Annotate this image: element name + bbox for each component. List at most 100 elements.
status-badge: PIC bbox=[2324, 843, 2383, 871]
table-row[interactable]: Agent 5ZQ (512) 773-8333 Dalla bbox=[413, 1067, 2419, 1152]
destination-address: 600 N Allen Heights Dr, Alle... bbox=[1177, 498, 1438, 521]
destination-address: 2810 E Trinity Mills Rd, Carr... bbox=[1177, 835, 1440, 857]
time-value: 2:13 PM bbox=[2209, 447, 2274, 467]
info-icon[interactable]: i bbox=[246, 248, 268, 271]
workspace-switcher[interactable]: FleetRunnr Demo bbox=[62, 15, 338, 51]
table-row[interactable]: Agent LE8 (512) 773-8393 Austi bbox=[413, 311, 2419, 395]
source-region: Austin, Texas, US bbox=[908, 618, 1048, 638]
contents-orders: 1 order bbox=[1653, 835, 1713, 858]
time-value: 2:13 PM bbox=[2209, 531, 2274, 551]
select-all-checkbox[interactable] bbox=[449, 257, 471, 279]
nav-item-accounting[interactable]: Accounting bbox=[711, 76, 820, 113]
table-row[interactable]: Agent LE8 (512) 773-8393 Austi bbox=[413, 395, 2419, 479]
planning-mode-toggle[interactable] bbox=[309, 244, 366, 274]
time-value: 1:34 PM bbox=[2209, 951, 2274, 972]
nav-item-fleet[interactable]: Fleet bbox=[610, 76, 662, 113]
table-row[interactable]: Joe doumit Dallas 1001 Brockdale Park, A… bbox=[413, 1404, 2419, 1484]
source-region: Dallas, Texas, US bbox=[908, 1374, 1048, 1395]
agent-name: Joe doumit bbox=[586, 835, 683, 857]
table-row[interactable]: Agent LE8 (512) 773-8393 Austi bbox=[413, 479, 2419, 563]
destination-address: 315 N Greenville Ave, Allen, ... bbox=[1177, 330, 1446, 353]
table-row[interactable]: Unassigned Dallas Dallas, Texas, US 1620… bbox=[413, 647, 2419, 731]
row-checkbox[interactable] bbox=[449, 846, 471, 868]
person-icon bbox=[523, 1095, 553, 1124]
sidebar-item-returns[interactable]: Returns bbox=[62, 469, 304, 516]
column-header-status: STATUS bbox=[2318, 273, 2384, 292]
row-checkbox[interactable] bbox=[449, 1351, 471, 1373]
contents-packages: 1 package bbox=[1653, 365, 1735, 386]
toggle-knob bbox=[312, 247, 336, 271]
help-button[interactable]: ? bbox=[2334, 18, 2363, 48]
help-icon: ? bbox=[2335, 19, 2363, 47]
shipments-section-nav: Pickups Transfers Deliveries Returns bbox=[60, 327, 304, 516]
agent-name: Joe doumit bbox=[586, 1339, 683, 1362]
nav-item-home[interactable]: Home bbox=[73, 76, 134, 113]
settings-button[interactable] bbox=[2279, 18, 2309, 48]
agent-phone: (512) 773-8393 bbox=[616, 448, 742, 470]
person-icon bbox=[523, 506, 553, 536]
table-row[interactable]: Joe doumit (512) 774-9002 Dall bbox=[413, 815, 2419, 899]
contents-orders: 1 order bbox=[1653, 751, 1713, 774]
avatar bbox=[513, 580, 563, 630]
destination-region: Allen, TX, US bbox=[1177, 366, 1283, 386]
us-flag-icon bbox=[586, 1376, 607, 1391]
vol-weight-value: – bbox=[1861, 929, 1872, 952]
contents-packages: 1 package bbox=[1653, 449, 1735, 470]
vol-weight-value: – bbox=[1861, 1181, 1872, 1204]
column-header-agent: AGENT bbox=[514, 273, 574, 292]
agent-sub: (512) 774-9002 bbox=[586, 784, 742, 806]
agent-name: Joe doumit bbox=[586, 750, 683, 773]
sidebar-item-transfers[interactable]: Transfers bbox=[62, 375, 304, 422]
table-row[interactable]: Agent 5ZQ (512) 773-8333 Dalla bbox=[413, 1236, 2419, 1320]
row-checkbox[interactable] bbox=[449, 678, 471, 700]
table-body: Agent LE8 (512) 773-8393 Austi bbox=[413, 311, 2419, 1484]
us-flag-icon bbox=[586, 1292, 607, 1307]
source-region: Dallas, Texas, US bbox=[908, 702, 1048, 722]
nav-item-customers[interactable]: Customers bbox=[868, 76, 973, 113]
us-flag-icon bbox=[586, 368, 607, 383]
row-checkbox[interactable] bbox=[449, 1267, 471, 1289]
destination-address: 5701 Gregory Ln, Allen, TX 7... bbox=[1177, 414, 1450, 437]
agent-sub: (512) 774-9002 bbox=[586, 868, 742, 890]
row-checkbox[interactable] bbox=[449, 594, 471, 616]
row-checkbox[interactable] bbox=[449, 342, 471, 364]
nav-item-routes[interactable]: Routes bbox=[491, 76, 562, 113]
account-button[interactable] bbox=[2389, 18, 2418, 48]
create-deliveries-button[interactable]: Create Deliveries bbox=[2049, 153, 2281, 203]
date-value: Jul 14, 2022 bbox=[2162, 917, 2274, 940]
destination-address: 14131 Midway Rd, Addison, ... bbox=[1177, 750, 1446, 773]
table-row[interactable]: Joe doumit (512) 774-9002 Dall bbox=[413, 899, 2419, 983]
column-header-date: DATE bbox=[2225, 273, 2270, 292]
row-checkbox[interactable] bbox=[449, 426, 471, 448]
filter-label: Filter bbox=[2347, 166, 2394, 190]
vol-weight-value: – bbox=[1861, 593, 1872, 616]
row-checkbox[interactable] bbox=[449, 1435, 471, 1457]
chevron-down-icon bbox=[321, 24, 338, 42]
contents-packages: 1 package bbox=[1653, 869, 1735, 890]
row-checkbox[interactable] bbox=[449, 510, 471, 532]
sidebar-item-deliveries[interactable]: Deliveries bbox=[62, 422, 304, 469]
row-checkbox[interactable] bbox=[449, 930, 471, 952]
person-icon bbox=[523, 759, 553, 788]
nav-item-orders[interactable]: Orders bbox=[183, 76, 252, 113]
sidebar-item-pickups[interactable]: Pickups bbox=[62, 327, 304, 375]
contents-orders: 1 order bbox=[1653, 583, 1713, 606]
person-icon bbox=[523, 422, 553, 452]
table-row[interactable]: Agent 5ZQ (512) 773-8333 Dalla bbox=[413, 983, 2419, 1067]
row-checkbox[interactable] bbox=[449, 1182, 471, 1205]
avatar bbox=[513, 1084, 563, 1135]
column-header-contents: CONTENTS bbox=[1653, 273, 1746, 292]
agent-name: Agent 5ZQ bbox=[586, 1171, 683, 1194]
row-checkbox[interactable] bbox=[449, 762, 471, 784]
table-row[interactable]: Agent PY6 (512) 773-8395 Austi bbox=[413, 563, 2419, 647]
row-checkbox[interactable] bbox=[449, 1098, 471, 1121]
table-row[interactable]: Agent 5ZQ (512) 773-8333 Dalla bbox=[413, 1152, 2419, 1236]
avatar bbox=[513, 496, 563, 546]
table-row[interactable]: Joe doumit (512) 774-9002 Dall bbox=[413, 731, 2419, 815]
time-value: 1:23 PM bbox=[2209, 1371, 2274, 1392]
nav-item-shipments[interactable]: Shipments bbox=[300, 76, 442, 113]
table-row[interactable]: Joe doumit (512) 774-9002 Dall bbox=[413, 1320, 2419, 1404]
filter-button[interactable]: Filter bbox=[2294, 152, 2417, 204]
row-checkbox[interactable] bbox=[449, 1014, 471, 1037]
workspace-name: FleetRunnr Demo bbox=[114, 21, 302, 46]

# Stated goal:
Update the records by changing every "Agent LE8" to "Agent LE9", leaving the rest unchanged.

# Task result:
Annotate this image: element name + bbox for each component. List at most 100 elements.
status-badge: PIC bbox=[2324, 843, 2383, 871]
table-row[interactable]: Agent 5ZQ (512) 773-8333 Dalla bbox=[413, 1067, 2419, 1152]
destination-address: 600 N Allen Heights Dr, Alle... bbox=[1177, 498, 1438, 521]
destination-address: 2810 E Trinity Mills Rd, Carr... bbox=[1177, 835, 1440, 857]
time-value: 2:13 PM bbox=[2209, 447, 2274, 467]
info-icon[interactable]: i bbox=[246, 248, 268, 271]
workspace-switcher[interactable]: FleetRunnr Demo bbox=[62, 15, 338, 51]
table-row[interactable]: Agent LE9 (512) 773-8393 Austi bbox=[413, 311, 2419, 395]
source-region: Austin, Texas, US bbox=[908, 618, 1048, 638]
contents-orders: 1 order bbox=[1653, 835, 1713, 858]
time-value: 2:13 PM bbox=[2209, 531, 2274, 551]
select-all-checkbox[interactable] bbox=[449, 257, 471, 279]
nav-item-accounting[interactable]: Accounting bbox=[711, 76, 820, 113]
table-row[interactable]: Agent LE9 (512) 773-8393 Austi bbox=[413, 395, 2419, 479]
planning-mode-toggle[interactable] bbox=[309, 244, 366, 274]
time-value: 1:34 PM bbox=[2209, 951, 2274, 972]
nav-item-fleet[interactable]: Fleet bbox=[610, 76, 662, 113]
table-row[interactable]: Joe doumit Dallas 1001 Brockdale Park, A… bbox=[413, 1404, 2419, 1484]
source-region: Dallas, Texas, US bbox=[908, 1374, 1048, 1395]
agent-name: Joe doumit bbox=[586, 835, 683, 857]
table-row[interactable]: Agent LE9 (512) 773-8393 Austi bbox=[413, 479, 2419, 563]
destination-address: 315 N Greenville Ave, Allen, ... bbox=[1177, 330, 1446, 353]
table-row[interactable]: Unassigned Dallas Dallas, Texas, US 1620… bbox=[413, 647, 2419, 731]
row-checkbox[interactable] bbox=[449, 846, 471, 868]
person-icon bbox=[523, 1095, 553, 1124]
sidebar-item-returns[interactable]: Returns bbox=[62, 469, 304, 516]
column-header-status: STATUS bbox=[2318, 273, 2384, 292]
row-checkbox[interactable] bbox=[449, 1351, 471, 1373]
contents-packages: 1 package bbox=[1653, 365, 1735, 386]
toggle-knob bbox=[312, 247, 336, 271]
help-button[interactable]: ? bbox=[2334, 18, 2363, 48]
help-icon: ? bbox=[2335, 19, 2363, 47]
shipments-section-nav: Pickups Transfers Deliveries Returns bbox=[60, 327, 304, 516]
agent-name: Joe doumit bbox=[586, 1339, 683, 1362]
nav-item-home[interactable]: Home bbox=[73, 76, 134, 113]
settings-button[interactable] bbox=[2279, 18, 2309, 48]
agent-phone: (512) 773-8393 bbox=[616, 448, 742, 470]
person-icon bbox=[523, 506, 553, 536]
table-row[interactable]: Joe doumit (512) 774-9002 Dall bbox=[413, 815, 2419, 899]
contents-orders: 1 order bbox=[1653, 751, 1713, 774]
avatar bbox=[513, 580, 563, 630]
destination-region: Allen, TX, US bbox=[1177, 366, 1283, 386]
us-flag-icon bbox=[586, 1376, 607, 1391]
vol-weight-value: – bbox=[1861, 929, 1872, 952]
contents-packages: 1 package bbox=[1653, 449, 1735, 470]
vol-weight-value: – bbox=[1861, 1181, 1872, 1204]
column-header-agent: AGENT bbox=[514, 273, 574, 292]
agent-sub: (512) 774-9002 bbox=[586, 784, 742, 806]
agent-name: Joe doumit bbox=[586, 750, 683, 773]
sidebar-item-transfers[interactable]: Transfers bbox=[62, 375, 304, 422]
table-row[interactable]: Agent 5ZQ (512) 773-8333 Dalla bbox=[413, 1236, 2419, 1320]
row-checkbox[interactable] bbox=[449, 678, 471, 700]
table-body: Agent LE9 (512) 773-8393 Austi bbox=[413, 311, 2419, 1484]
us-flag-icon bbox=[586, 1292, 607, 1307]
source-region: Dallas, Texas, US bbox=[908, 702, 1048, 722]
nav-item-customers[interactable]: Customers bbox=[868, 76, 973, 113]
us-flag-icon bbox=[586, 368, 607, 383]
row-checkbox[interactable] bbox=[449, 1267, 471, 1289]
destination-address: 5701 Gregory Ln, Allen, TX 7... bbox=[1177, 414, 1450, 437]
agent-sub: (512) 774-9002 bbox=[586, 868, 742, 890]
row-checkbox[interactable] bbox=[449, 594, 471, 616]
row-checkbox[interactable] bbox=[449, 342, 471, 364]
nav-item-routes[interactable]: Routes bbox=[491, 76, 562, 113]
account-button[interactable] bbox=[2389, 18, 2418, 48]
create-deliveries-button[interactable]: Create Deliveries bbox=[2049, 153, 2281, 203]
date-value: Jul 14, 2022 bbox=[2162, 917, 2274, 940]
destination-address: 14131 Midway Rd, Addison, ... bbox=[1177, 750, 1446, 773]
table-row[interactable]: Joe doumit (512) 774-9002 Dall bbox=[413, 899, 2419, 983]
column-header-date: DATE bbox=[2225, 273, 2270, 292]
row-checkbox[interactable] bbox=[449, 426, 471, 448]
filter-label: Filter bbox=[2347, 166, 2394, 190]
vol-weight-value: – bbox=[1861, 593, 1872, 616]
row-checkbox[interactable] bbox=[449, 1435, 471, 1457]
chevron-down-icon bbox=[321, 24, 338, 42]
contents-packages: 1 package bbox=[1653, 869, 1735, 890]
row-checkbox[interactable] bbox=[449, 510, 471, 532]
sidebar-item-deliveries[interactable]: Deliveries bbox=[62, 422, 304, 469]
row-checkbox[interactable] bbox=[449, 930, 471, 952]
person-icon bbox=[523, 759, 553, 788]
nav-item-orders[interactable]: Orders bbox=[183, 76, 252, 113]
sidebar-item-pickups[interactable]: Pickups bbox=[62, 327, 304, 375]
contents-orders: 1 order bbox=[1653, 583, 1713, 606]
person-icon bbox=[523, 422, 553, 452]
table-row[interactable]: Agent 5ZQ (512) 773-8333 Dalla bbox=[413, 983, 2419, 1067]
row-checkbox[interactable] bbox=[449, 1182, 471, 1205]
avatar bbox=[513, 1084, 563, 1135]
column-header-contents: CONTENTS bbox=[1653, 273, 1746, 292]
agent-name: Agent 5ZQ bbox=[586, 1171, 683, 1194]
row-checkbox[interactable] bbox=[449, 762, 471, 784]
table-row[interactable]: Agent PY6 (512) 773-8395 Austi bbox=[413, 563, 2419, 647]
row-checkbox[interactable] bbox=[449, 1098, 471, 1121]
table-row[interactable]: Agent 5ZQ (512) 773-8333 Dalla bbox=[413, 1152, 2419, 1236]
avatar bbox=[513, 496, 563, 546]
table-row[interactable]: Joe doumit (512) 774-9002 Dall bbox=[413, 731, 2419, 815]
time-value: 1:23 PM bbox=[2209, 1371, 2274, 1392]
nav-item-shipments[interactable]: Shipments bbox=[300, 76, 442, 113]
table-row[interactable]: Joe doumit (512) 774-9002 Dall bbox=[413, 1320, 2419, 1404]
filter-button[interactable]: Filter bbox=[2294, 152, 2417, 204]
row-checkbox[interactable] bbox=[449, 1014, 471, 1037]
workspace-name: FleetRunnr Demo bbox=[114, 21, 302, 46]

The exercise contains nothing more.